**Job**
Report how many lines in the records hold the string "Cordell"; give the number and nothing else.

**Raw records**
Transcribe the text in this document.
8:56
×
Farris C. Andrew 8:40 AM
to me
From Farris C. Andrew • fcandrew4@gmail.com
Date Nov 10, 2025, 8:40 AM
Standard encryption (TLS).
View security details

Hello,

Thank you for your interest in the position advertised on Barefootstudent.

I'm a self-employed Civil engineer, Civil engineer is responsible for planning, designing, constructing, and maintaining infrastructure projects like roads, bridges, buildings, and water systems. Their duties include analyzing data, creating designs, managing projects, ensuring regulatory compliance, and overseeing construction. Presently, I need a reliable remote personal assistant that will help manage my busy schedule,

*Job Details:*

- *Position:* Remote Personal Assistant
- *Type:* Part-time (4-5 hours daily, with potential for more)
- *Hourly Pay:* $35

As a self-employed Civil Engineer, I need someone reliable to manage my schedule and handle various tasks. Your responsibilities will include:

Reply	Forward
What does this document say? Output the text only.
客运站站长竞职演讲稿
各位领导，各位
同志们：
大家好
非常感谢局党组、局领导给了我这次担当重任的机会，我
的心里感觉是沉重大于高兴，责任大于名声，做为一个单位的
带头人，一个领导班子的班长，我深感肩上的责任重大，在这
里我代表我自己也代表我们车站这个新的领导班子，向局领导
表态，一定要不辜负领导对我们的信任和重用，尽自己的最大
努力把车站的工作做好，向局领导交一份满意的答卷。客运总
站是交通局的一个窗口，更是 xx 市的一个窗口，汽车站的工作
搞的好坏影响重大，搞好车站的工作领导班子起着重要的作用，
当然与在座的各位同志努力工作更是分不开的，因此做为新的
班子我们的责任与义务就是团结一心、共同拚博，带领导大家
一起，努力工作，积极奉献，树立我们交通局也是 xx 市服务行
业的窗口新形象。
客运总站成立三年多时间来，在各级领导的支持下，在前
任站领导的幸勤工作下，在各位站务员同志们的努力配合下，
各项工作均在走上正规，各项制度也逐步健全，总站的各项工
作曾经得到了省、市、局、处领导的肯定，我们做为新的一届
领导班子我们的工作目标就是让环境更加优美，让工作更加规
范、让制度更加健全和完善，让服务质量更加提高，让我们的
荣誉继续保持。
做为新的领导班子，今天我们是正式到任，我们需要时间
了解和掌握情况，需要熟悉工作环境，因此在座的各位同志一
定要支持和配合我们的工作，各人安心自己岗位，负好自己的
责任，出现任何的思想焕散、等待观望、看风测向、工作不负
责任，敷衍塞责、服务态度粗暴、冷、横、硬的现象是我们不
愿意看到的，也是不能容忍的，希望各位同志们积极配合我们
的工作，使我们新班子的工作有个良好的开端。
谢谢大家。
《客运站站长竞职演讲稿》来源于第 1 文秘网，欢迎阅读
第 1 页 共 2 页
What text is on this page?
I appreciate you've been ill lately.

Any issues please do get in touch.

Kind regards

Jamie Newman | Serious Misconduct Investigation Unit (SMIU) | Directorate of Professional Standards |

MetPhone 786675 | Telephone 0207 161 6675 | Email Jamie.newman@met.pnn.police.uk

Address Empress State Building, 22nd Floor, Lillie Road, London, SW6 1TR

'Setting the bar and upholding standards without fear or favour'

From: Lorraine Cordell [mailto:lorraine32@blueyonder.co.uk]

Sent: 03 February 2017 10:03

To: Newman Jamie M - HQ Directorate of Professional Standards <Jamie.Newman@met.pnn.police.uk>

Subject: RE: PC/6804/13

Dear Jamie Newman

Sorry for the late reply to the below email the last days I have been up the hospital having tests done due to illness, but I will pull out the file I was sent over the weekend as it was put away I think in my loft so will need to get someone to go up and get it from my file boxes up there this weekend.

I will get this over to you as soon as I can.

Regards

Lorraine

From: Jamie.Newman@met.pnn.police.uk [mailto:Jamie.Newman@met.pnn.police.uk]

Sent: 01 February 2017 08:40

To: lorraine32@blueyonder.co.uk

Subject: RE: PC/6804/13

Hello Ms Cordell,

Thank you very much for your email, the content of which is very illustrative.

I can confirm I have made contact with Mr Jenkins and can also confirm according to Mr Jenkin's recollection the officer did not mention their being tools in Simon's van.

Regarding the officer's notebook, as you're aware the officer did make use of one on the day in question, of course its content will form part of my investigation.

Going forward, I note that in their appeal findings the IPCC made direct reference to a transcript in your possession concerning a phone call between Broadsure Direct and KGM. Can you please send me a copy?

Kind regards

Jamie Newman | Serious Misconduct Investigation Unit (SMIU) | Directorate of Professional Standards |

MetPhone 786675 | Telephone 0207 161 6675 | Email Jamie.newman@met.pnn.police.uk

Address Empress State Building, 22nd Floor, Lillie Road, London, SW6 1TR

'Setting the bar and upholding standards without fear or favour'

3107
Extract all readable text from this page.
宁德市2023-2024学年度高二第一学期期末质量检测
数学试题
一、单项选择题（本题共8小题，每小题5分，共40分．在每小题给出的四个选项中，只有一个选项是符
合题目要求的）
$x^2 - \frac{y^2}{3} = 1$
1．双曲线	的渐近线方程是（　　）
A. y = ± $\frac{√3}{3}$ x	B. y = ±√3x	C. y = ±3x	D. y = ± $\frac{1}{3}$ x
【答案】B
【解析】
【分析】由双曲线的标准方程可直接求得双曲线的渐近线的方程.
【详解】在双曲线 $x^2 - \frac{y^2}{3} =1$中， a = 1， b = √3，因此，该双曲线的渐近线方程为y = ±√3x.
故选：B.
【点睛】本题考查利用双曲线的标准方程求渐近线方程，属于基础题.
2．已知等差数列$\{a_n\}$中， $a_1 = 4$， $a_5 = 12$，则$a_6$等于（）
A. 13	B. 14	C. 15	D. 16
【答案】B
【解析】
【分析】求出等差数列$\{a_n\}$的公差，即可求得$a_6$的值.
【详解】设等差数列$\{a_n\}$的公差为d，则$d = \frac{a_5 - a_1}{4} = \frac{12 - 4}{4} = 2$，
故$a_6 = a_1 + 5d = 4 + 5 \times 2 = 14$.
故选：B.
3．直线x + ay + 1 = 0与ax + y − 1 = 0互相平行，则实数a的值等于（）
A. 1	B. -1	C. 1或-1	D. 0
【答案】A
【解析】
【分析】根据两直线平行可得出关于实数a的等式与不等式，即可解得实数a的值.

**Result**
2